**INPUT:**

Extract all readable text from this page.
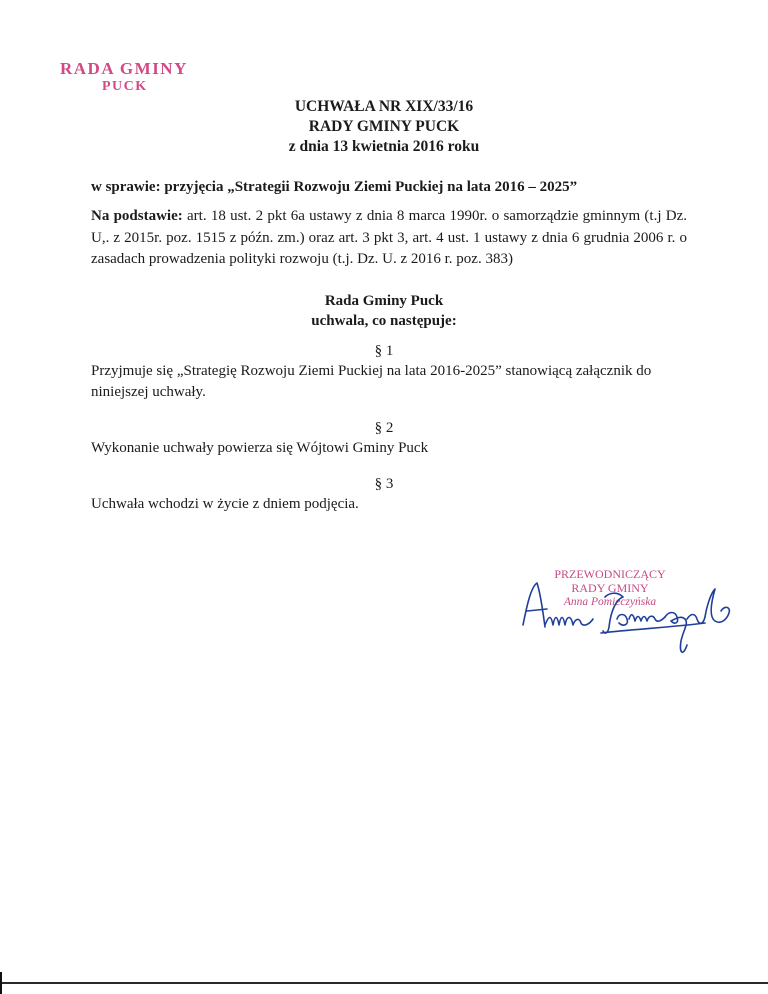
RADA GMINY
PUCK
UCHWAŁA NR XIX/33/16
RADY GMINY PUCK
z dnia 13 kwietnia 2016 roku
w sprawie: przyjęcia „Strategii Rozwoju Ziemi Puckiej na lata 2016 – 2025”
Na podstawie: art. 18 ust. 2 pkt 6a ustawy z dnia 8 marca 1990r. o samorządzie gminnym (t.j Dz. U,. z 2015r. poz. 1515 z późn. zm.) oraz art. 3 pkt 3, art. 4 ust. 1 ustawy z dnia 6 grudnia 2006 r. o zasadach prowadzenia polityki rozwoju (t.j. Dz. U. z 2016 r. poz. 383)
Rada Gminy Puck
uchwala, co następuje:
§ 1
Przyjmuje się „Strategię Rozwoju Ziemi Puckiej na lata 2016-2025” stanowiącą załącznik do niniejszej uchwały.
§ 2
Wykonanie uchwały powierza się Wójtowi Gminy Puck
§ 3
Uchwała wchodzi w życie z dniem podjęcia.
PRZEWODNICZĄCY
RADY GMINY
Anna Pomieczyńska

**WORK INSTRUCTIONS:**
Output all the records, word for word, with no pictures in the copy.

**EXERCISE ANSWER:**
Extract all readable text from this page.
RADA GMINY
PUCK
UCHWAŁA NR XIX/33/16
RADY GMINY PUCK
z dnia 13 kwietnia 2016 roku
w sprawie: przyjęcia „Strategii Rozwoju Ziemi Puckiej na lata 2016 – 2025”
Na podstawie: art. 18 ust. 2 pkt 6a ustawy z dnia 8 marca 1990r. o samorządzie gminnym (t.j Dz. U,. z 2015r. poz. 1515 z późn. zm.) oraz art. 3 pkt 3, art. 4 ust. 1 ustawy z dnia 6 grudnia 2006 r. o zasadach prowadzenia polityki rozwoju (t.j. Dz. U. z 2016 r. poz. 383)
Rada Gminy Puck
uchwala, co następuje:
§ 1
Przyjmuje się „Strategię Rozwoju Ziemi Puckiej na lata 2016-2025” stanowiącą załącznik do niniejszej uchwały.
§ 2
Wykonanie uchwały powierza się Wójtowi Gminy Puck
§ 3
Uchwała wchodzi w życie z dniem podjęcia.
PRZEWODNICZĄCY
RADY GMINY
Anna Pomieczyńska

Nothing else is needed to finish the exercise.